Problem statement: Scan the material below for the string "inches", and copy every line where it shows up.

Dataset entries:

━━━━━━━━━━━━━━━━━━━━

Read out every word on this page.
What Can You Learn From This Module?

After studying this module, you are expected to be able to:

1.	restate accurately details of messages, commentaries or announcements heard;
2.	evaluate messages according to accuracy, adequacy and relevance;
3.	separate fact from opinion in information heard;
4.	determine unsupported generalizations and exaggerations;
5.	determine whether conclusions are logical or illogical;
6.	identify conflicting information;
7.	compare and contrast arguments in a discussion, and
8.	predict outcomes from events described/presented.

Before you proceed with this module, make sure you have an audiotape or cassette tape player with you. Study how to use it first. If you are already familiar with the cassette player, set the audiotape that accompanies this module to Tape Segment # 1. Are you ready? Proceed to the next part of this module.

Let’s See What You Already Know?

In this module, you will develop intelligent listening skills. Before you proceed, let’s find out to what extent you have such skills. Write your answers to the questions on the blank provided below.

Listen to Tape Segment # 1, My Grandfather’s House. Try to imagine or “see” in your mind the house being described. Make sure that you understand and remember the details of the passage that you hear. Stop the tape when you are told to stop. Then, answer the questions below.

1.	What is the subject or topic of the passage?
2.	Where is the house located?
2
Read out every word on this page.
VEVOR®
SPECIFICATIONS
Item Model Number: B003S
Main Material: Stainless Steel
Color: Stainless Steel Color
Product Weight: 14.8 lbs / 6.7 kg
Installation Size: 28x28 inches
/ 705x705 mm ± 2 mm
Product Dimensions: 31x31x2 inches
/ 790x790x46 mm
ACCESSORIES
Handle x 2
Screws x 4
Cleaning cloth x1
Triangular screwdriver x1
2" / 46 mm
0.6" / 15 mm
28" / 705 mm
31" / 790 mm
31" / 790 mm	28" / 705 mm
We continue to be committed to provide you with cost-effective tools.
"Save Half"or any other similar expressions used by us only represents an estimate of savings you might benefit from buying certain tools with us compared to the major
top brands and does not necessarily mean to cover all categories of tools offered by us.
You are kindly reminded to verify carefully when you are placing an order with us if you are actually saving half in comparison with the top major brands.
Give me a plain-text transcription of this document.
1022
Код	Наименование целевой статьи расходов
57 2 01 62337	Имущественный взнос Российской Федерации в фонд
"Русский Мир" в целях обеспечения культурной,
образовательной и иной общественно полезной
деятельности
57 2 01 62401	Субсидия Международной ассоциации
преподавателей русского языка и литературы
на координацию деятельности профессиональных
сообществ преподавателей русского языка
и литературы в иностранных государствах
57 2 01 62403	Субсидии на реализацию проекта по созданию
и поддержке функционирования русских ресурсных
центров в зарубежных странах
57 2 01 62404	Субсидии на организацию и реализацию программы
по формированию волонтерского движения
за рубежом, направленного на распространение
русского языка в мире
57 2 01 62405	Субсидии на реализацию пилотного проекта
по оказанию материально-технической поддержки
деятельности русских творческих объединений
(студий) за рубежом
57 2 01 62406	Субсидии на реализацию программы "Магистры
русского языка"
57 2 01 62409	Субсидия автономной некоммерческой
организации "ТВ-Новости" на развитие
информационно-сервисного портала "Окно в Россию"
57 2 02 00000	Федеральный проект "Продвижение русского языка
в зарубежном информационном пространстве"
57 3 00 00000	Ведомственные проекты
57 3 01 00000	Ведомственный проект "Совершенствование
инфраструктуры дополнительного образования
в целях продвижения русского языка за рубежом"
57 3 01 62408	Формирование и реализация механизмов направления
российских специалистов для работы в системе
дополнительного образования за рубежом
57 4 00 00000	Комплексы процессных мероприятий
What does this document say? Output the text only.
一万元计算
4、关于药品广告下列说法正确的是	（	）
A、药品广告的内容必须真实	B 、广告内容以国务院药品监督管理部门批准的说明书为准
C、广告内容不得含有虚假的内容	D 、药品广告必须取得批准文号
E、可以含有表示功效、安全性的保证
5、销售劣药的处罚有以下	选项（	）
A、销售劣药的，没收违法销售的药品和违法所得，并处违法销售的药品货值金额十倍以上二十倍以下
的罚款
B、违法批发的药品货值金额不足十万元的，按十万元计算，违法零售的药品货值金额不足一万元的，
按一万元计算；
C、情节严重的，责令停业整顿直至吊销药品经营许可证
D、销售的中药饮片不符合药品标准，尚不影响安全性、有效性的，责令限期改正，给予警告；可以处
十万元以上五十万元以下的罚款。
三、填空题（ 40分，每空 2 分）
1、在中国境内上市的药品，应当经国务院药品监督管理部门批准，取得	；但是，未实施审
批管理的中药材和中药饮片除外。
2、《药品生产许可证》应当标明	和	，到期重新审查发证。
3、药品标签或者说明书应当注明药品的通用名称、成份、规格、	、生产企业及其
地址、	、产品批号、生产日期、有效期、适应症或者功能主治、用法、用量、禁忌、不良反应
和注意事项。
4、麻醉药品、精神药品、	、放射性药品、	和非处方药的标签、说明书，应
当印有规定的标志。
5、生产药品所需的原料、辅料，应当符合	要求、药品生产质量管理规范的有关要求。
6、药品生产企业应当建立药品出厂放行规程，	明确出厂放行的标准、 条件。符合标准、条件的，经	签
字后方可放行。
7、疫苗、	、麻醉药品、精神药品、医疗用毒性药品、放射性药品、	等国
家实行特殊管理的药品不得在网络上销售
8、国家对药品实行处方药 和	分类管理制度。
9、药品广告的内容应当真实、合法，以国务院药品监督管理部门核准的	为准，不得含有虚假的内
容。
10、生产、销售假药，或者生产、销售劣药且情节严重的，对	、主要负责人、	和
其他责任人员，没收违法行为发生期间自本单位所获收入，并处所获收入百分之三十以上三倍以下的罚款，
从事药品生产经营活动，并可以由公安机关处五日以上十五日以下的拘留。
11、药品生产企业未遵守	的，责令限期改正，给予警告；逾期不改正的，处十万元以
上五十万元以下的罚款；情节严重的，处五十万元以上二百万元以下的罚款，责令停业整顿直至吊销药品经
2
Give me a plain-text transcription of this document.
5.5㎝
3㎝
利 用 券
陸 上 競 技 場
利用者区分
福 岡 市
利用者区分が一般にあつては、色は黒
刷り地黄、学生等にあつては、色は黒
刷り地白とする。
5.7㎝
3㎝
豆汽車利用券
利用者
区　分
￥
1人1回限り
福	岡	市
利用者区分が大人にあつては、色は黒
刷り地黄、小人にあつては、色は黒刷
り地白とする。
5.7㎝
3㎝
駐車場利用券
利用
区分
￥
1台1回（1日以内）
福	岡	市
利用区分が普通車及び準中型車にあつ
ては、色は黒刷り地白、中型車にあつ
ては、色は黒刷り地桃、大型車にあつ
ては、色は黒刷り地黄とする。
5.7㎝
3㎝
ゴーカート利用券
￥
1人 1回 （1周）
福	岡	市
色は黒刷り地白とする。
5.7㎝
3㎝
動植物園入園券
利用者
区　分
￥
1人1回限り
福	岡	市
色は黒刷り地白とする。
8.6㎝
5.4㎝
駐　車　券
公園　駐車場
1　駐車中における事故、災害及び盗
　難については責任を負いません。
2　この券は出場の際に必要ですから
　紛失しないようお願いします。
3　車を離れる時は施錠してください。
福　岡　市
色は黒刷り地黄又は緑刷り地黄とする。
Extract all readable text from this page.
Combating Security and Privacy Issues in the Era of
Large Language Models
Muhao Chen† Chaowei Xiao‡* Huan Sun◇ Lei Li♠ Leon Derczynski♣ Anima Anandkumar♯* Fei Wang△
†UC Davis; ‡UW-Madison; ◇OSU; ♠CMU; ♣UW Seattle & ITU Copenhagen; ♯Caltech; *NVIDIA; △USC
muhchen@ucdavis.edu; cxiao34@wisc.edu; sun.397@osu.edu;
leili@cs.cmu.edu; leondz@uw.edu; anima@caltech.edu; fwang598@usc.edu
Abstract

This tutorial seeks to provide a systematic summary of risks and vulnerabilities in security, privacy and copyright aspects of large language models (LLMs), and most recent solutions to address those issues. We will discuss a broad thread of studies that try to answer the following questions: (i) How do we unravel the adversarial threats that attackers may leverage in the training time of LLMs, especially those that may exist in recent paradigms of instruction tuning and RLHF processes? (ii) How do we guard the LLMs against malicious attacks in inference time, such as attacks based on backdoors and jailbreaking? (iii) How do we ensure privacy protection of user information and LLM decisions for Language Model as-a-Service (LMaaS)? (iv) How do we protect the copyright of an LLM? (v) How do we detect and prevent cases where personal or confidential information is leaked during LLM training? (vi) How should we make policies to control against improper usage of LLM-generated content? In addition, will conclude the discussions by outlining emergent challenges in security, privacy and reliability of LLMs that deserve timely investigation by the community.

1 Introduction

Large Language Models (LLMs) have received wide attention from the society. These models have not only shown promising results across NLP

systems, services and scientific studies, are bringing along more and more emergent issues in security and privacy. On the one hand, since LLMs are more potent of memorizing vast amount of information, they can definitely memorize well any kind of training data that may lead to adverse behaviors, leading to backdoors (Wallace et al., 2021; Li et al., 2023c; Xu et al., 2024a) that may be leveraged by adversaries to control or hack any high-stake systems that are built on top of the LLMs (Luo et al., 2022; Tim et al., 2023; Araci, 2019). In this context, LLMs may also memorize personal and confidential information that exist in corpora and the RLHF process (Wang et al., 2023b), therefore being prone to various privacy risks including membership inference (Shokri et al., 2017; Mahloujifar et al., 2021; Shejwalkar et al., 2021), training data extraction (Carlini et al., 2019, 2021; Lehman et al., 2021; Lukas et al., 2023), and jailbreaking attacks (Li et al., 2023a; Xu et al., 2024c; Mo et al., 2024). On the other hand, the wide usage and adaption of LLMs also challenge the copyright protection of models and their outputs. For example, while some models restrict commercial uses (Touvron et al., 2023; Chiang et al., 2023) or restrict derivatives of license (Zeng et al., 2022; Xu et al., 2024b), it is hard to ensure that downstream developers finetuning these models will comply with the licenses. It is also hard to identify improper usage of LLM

━━━━━━━━━━━━━━━━━━━━

Solution for this problem:
Installation Size: 28x28 inches
Product Dimensions: 31x31x2 inches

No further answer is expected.